Return all lines below containing the word "searchmodel".

------ Data records

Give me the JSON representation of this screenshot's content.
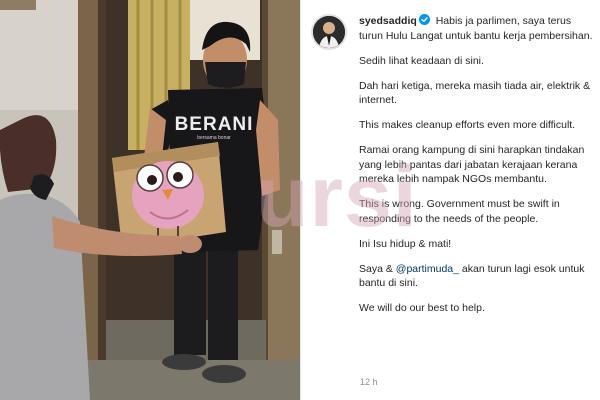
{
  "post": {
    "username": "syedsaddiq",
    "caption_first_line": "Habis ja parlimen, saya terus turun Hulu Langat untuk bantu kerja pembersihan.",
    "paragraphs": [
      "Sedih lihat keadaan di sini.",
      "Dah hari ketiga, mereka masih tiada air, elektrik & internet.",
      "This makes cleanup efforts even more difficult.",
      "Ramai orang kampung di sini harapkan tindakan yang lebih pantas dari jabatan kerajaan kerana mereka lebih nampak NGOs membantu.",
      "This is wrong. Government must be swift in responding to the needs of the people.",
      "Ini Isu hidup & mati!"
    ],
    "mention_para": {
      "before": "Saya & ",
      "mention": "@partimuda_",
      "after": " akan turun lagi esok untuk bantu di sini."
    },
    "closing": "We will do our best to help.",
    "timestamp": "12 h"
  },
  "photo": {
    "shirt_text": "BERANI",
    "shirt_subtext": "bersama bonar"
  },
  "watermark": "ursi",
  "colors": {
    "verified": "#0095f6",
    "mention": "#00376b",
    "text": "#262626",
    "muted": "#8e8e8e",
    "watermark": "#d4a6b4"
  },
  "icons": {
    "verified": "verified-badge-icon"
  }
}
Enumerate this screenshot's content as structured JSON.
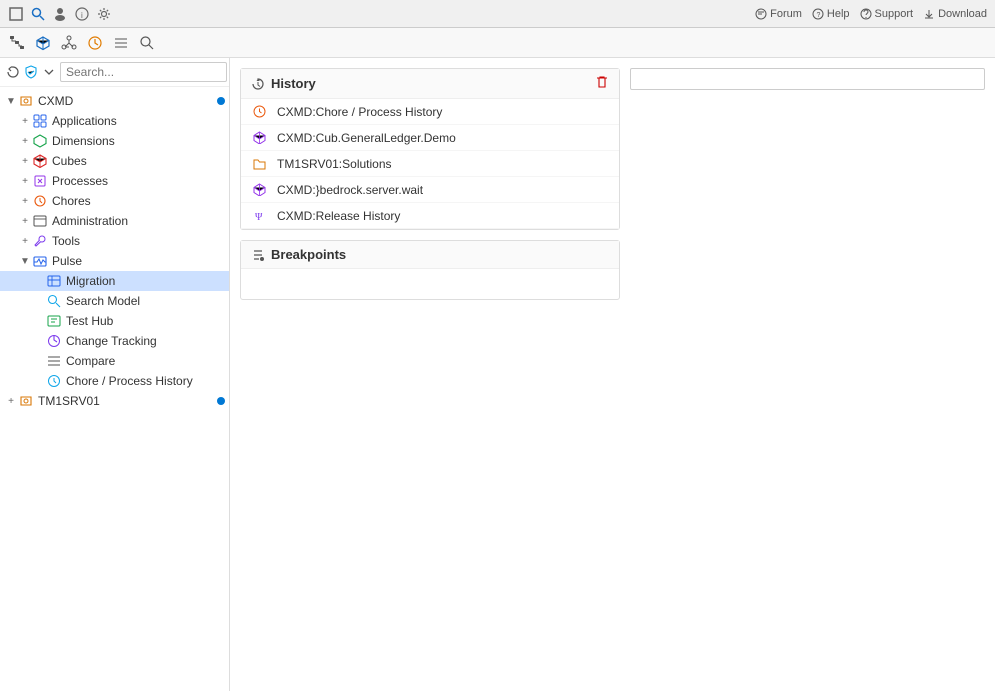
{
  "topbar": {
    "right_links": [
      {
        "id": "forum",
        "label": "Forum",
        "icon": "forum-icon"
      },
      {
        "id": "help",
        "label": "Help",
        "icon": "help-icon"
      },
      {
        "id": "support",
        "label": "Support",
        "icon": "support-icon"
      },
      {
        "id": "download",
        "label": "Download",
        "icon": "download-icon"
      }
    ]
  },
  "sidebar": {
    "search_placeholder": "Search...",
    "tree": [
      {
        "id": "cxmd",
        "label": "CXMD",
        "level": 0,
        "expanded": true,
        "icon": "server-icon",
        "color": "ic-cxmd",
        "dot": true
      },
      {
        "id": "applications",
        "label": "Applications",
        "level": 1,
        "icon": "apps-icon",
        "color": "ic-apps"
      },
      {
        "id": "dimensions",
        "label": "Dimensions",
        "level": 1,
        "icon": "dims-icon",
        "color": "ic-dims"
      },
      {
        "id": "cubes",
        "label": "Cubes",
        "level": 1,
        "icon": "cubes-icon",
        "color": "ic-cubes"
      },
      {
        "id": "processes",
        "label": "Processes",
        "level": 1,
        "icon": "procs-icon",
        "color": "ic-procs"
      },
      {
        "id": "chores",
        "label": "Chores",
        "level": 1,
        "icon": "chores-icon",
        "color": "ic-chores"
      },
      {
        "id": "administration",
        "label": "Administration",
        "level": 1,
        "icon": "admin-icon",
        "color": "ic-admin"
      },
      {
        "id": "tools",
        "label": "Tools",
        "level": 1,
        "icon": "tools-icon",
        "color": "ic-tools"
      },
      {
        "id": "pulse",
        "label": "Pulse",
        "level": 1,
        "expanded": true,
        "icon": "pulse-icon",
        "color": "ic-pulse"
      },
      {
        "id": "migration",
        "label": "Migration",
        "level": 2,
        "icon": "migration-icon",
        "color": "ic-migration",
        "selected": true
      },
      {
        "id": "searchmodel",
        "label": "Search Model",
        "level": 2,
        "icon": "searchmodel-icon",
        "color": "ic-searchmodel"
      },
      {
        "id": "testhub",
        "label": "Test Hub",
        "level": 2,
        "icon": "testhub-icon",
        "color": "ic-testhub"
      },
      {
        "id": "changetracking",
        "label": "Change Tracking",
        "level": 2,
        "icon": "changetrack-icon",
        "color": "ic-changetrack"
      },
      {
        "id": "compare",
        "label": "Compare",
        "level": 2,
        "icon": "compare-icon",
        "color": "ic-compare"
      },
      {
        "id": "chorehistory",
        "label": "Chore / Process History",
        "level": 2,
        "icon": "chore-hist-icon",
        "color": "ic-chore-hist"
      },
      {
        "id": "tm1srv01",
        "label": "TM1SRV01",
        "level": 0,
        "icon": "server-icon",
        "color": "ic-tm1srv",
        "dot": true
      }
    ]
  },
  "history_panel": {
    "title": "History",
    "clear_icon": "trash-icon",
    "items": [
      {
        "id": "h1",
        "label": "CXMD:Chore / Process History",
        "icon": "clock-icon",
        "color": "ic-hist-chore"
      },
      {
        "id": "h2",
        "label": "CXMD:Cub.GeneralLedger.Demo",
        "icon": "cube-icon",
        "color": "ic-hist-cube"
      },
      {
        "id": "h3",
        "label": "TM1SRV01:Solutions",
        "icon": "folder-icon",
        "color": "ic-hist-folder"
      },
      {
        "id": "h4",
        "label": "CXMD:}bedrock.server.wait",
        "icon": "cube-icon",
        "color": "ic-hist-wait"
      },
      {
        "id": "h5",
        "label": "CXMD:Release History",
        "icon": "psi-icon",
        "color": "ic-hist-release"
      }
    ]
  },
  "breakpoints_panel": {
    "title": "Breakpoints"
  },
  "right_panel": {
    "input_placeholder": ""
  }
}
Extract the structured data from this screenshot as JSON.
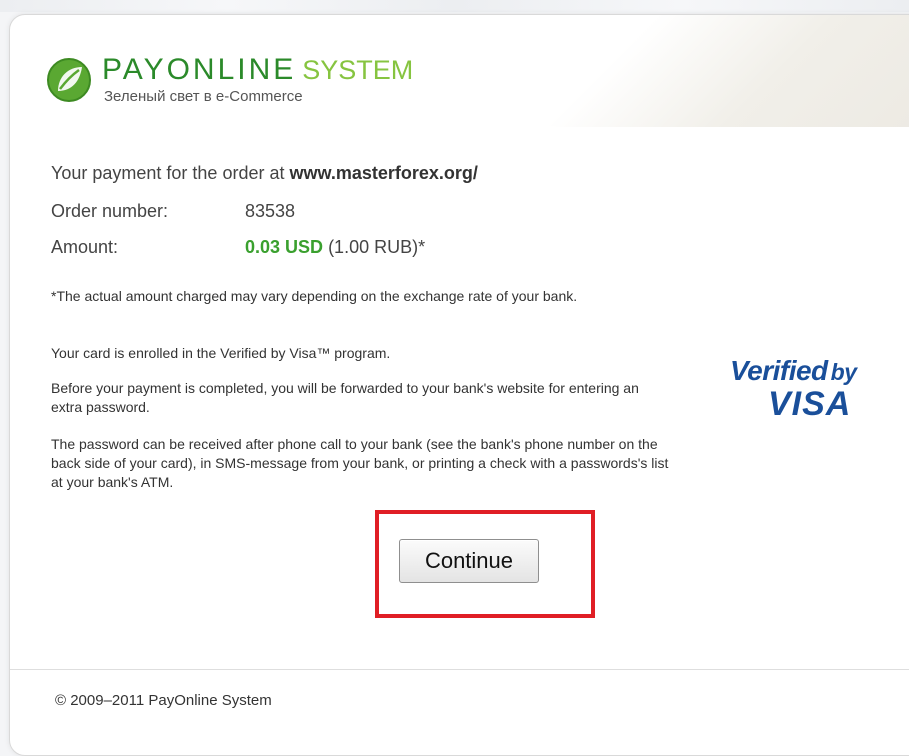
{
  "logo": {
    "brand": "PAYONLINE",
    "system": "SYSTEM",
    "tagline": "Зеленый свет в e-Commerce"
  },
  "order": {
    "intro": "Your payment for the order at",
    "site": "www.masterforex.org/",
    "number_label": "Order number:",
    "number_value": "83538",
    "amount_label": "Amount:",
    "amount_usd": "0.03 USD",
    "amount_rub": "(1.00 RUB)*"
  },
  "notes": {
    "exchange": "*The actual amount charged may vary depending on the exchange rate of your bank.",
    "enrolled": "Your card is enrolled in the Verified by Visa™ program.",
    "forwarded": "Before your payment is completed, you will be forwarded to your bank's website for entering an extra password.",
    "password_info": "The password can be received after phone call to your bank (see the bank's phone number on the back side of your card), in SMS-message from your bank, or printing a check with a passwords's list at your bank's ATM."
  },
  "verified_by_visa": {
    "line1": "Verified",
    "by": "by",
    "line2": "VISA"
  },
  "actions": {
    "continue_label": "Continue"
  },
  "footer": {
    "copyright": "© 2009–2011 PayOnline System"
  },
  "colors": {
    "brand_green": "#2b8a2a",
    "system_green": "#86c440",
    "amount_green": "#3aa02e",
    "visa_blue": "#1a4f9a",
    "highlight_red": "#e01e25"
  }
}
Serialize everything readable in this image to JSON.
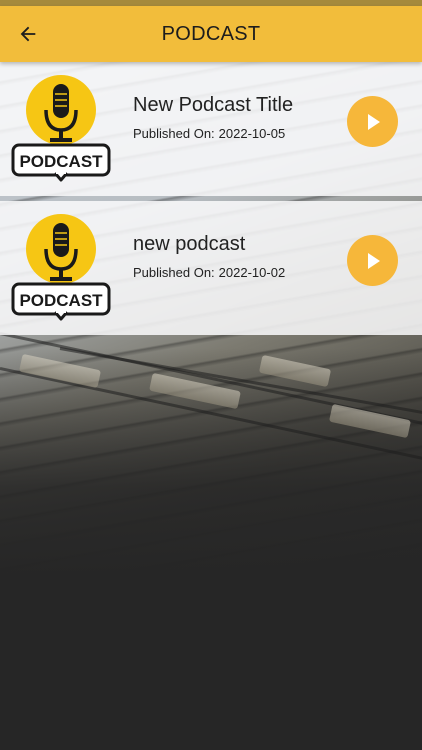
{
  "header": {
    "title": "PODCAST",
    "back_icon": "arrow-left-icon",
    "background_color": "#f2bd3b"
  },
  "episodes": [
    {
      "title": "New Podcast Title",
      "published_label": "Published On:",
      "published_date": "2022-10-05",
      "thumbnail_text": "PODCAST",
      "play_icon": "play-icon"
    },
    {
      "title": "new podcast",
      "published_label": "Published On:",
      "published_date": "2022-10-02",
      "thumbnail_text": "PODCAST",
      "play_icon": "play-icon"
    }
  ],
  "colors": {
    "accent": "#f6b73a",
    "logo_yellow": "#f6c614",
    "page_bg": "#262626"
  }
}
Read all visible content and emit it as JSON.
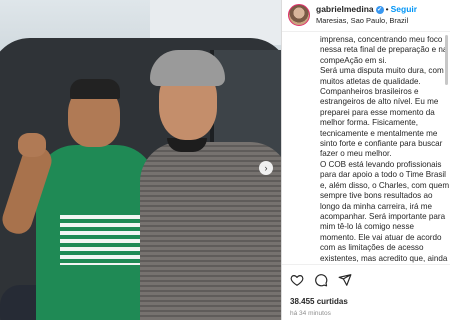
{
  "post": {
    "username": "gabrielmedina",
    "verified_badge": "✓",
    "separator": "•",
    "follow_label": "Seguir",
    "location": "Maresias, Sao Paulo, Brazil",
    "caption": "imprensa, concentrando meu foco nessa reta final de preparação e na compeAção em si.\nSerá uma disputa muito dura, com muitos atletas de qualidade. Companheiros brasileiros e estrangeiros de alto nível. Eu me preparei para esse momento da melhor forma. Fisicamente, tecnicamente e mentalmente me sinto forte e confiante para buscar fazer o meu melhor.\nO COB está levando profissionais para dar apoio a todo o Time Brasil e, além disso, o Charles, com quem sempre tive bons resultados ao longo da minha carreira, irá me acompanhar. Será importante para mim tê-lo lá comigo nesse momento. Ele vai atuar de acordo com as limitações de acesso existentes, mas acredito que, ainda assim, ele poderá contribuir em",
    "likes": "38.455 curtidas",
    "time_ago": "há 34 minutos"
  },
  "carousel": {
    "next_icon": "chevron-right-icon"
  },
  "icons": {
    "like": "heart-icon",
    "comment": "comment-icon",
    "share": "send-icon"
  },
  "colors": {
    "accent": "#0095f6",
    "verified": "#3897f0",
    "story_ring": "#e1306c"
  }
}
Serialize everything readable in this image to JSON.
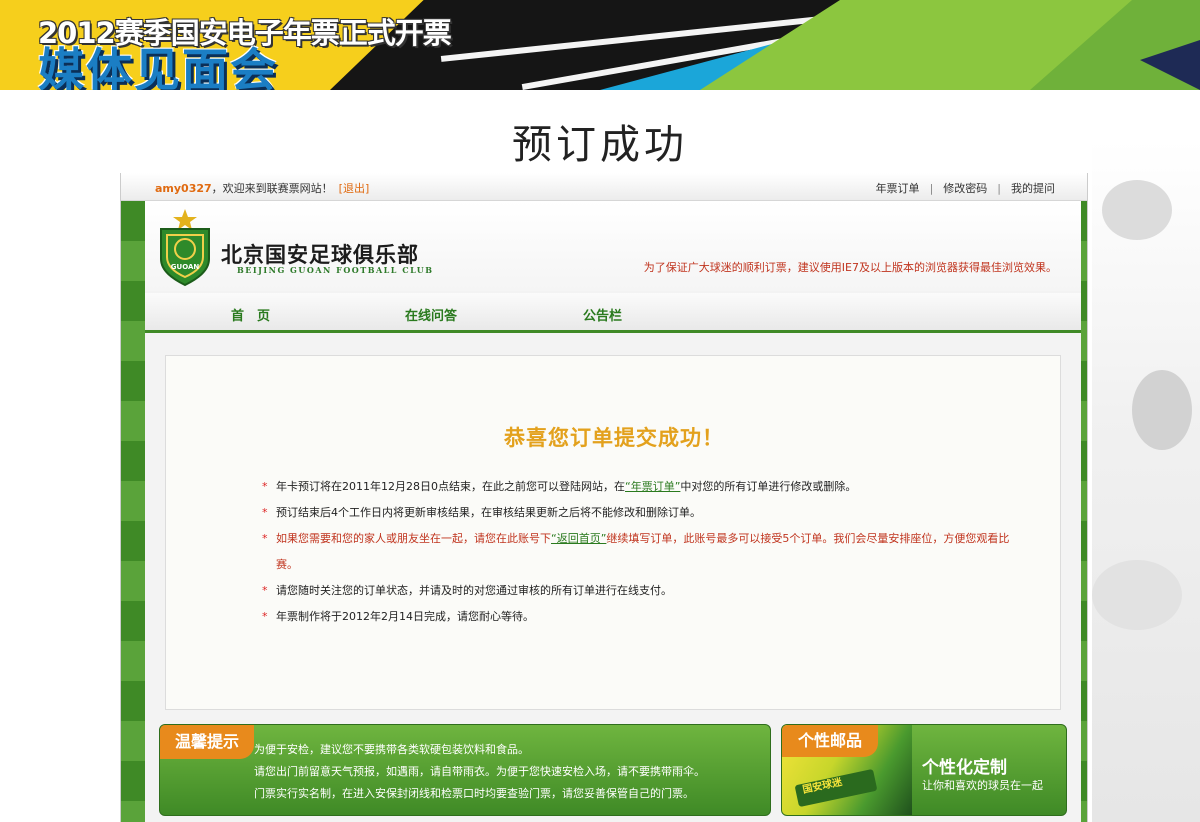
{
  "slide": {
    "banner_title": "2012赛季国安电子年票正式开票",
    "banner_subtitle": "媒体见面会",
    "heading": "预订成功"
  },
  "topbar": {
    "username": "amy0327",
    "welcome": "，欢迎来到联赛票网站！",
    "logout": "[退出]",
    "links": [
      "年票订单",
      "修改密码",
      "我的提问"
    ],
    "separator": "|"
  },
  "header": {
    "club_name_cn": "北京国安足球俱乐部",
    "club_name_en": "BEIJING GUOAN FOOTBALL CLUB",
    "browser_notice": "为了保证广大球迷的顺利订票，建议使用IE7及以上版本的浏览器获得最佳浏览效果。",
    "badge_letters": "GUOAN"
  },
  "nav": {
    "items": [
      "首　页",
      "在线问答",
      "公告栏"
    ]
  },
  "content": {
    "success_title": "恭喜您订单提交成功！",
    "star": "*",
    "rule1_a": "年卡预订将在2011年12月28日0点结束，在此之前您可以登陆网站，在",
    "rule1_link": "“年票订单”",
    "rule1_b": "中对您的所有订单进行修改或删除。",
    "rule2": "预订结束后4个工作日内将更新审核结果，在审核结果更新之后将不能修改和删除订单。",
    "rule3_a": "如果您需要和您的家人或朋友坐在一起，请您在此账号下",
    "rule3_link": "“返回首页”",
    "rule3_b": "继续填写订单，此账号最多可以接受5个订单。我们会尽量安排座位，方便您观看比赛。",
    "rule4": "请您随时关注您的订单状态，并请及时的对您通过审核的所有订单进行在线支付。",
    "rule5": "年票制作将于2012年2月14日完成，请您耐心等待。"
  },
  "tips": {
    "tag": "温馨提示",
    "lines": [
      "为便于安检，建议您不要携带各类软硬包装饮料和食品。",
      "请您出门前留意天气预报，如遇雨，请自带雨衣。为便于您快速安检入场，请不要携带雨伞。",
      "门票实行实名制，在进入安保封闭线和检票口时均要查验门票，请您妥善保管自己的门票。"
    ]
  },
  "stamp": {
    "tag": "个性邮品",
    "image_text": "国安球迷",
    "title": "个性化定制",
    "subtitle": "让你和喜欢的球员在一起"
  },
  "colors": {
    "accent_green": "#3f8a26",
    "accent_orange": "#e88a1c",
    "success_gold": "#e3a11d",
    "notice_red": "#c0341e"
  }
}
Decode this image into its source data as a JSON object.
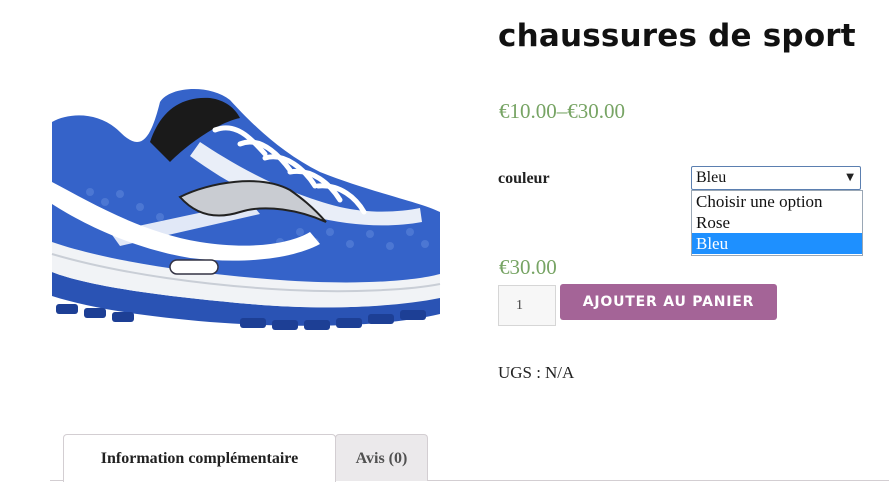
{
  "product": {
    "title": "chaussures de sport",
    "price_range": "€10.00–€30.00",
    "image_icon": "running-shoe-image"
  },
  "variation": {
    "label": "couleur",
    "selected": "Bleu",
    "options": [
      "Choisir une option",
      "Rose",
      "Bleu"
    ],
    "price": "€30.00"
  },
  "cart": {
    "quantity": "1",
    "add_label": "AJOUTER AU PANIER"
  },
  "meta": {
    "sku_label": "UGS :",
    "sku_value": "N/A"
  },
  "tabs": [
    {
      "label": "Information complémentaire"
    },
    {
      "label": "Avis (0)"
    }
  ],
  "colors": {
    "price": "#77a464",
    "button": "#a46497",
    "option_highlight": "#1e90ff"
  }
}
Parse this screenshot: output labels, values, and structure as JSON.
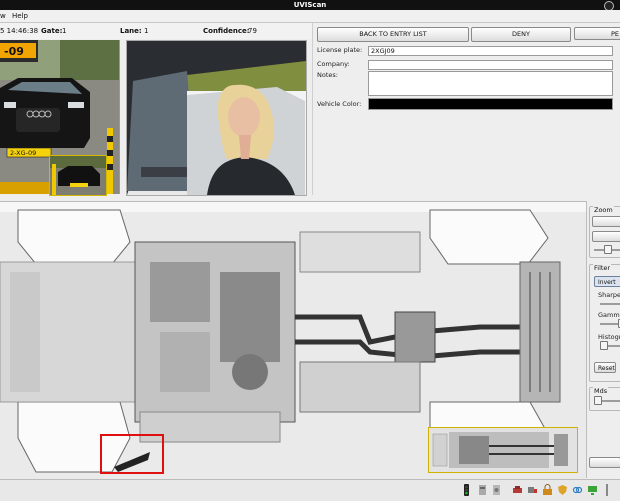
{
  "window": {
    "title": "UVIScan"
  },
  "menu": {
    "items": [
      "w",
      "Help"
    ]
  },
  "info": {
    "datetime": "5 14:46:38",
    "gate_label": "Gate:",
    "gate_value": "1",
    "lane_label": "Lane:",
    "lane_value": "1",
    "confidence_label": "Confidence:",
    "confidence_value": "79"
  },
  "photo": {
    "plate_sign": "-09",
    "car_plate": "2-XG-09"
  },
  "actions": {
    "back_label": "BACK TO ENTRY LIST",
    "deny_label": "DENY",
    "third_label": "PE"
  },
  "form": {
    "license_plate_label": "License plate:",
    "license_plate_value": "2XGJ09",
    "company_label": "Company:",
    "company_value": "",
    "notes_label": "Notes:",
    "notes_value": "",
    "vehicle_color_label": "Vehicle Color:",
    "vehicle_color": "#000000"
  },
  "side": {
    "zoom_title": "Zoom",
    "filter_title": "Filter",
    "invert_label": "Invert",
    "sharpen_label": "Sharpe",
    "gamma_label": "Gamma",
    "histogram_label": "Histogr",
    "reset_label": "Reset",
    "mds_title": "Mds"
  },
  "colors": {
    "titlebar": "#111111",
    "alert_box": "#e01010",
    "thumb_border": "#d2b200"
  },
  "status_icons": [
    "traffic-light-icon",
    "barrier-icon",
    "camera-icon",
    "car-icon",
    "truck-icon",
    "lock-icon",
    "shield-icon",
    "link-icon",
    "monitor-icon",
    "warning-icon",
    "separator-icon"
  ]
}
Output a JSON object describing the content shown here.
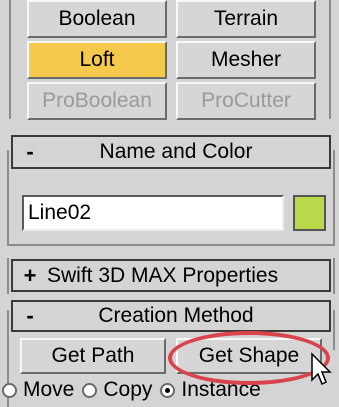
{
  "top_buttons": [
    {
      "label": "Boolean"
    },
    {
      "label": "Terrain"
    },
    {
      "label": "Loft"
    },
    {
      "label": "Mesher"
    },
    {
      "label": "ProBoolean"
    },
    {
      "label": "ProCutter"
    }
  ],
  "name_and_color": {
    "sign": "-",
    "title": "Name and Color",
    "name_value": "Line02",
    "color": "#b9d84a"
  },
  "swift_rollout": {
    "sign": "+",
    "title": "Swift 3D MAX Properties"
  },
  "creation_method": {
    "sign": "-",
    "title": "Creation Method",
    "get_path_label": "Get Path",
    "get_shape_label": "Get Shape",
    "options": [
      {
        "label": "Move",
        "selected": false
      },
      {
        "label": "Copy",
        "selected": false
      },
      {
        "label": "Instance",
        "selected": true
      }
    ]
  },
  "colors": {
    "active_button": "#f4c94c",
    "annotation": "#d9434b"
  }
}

------------

# Answer:
        "id": "searchmodel",
        "icon": "searchmodel-icon",
        "color": "ic-searchmodel"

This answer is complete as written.